• What is being asked: Determine the number of lines that have the string "liquid" in them, and give only that number.

------ Data entries

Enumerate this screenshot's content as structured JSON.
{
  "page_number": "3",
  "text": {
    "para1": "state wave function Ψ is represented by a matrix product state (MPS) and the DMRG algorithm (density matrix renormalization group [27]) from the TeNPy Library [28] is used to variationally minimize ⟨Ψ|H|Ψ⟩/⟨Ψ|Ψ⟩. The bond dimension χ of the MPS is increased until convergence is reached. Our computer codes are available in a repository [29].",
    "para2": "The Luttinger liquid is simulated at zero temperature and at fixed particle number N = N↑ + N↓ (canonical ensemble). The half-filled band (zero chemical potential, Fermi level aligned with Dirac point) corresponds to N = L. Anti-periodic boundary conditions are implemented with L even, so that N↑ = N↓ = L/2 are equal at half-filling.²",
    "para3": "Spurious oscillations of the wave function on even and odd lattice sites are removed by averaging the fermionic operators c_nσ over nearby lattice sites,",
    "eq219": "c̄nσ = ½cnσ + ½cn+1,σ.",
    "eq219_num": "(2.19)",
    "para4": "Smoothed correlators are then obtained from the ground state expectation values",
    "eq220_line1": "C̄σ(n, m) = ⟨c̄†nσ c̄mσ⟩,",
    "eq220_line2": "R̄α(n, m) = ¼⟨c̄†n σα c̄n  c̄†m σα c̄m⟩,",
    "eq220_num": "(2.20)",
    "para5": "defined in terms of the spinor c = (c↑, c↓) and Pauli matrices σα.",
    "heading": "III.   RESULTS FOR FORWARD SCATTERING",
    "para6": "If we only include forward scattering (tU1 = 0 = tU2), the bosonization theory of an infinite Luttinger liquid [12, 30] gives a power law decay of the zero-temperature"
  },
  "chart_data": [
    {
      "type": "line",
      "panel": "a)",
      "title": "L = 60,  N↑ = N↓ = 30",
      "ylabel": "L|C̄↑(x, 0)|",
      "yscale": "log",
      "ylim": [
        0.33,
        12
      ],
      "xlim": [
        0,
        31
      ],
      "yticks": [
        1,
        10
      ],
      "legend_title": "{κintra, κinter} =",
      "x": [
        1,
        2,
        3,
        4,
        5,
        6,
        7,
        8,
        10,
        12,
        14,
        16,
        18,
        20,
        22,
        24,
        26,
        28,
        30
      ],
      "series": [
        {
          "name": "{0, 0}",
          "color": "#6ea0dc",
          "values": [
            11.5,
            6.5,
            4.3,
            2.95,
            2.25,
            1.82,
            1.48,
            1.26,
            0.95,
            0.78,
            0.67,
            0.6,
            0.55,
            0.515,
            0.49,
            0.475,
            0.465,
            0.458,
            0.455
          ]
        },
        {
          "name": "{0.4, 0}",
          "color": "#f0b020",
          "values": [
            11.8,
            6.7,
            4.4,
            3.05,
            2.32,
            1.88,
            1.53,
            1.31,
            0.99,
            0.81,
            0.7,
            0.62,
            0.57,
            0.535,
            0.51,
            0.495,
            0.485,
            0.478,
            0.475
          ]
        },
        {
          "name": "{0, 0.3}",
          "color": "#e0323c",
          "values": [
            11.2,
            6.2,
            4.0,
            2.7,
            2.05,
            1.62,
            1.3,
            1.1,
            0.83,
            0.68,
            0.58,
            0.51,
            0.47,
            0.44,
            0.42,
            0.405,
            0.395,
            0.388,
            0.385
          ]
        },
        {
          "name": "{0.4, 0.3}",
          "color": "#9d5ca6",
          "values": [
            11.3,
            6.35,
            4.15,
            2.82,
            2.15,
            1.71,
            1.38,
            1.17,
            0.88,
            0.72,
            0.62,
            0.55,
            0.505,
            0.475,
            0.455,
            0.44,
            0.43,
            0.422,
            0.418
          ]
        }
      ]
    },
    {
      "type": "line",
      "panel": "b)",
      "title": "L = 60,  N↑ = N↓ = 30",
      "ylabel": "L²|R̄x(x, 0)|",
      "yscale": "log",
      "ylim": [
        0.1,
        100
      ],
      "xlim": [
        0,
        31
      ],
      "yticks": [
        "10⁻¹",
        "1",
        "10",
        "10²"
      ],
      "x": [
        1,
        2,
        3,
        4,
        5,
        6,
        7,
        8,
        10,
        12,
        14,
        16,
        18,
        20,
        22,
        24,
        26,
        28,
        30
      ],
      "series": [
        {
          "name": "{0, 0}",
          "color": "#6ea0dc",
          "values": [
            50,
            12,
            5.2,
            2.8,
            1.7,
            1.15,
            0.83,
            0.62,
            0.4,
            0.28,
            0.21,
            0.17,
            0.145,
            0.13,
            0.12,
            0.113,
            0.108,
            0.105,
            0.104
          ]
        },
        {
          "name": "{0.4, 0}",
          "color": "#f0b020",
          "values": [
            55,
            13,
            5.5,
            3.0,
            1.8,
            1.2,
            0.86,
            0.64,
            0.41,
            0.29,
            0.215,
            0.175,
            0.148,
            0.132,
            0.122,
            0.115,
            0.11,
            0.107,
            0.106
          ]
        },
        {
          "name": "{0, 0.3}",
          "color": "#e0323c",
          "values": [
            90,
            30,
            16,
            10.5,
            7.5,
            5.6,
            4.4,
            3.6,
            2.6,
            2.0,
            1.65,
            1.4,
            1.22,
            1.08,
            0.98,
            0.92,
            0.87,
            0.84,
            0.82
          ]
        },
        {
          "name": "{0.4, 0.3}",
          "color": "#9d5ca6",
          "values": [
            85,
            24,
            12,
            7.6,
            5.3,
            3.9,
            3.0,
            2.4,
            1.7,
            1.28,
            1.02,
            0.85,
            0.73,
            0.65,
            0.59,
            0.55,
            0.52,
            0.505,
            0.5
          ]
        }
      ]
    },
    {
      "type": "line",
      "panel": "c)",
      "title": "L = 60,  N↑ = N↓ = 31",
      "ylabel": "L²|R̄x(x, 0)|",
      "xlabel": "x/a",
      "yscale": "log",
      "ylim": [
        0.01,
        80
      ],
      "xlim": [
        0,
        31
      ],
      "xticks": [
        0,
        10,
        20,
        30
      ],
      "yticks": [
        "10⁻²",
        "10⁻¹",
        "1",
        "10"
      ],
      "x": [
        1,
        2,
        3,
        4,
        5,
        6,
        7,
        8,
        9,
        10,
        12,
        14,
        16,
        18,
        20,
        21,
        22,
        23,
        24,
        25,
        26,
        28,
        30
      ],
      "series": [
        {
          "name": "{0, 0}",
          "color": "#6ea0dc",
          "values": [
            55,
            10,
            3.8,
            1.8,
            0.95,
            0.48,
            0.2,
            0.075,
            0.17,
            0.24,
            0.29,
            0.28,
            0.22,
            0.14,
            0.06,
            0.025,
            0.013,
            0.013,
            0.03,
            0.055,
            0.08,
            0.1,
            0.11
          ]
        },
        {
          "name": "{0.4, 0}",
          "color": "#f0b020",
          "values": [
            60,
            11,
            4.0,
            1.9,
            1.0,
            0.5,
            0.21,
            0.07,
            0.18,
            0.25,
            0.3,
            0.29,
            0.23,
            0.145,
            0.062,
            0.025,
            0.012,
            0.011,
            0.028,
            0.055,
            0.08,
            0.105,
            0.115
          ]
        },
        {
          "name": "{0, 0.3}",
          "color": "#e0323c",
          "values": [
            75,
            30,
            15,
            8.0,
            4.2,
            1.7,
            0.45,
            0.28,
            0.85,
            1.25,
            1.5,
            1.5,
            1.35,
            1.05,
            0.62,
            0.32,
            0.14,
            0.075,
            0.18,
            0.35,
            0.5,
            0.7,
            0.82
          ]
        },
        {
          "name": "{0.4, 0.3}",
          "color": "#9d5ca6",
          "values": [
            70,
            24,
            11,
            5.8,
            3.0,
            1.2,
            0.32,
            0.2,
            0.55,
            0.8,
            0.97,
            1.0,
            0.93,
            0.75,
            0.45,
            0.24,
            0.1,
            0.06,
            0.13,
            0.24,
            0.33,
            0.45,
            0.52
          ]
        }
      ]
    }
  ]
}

------------

• Correct answer: 2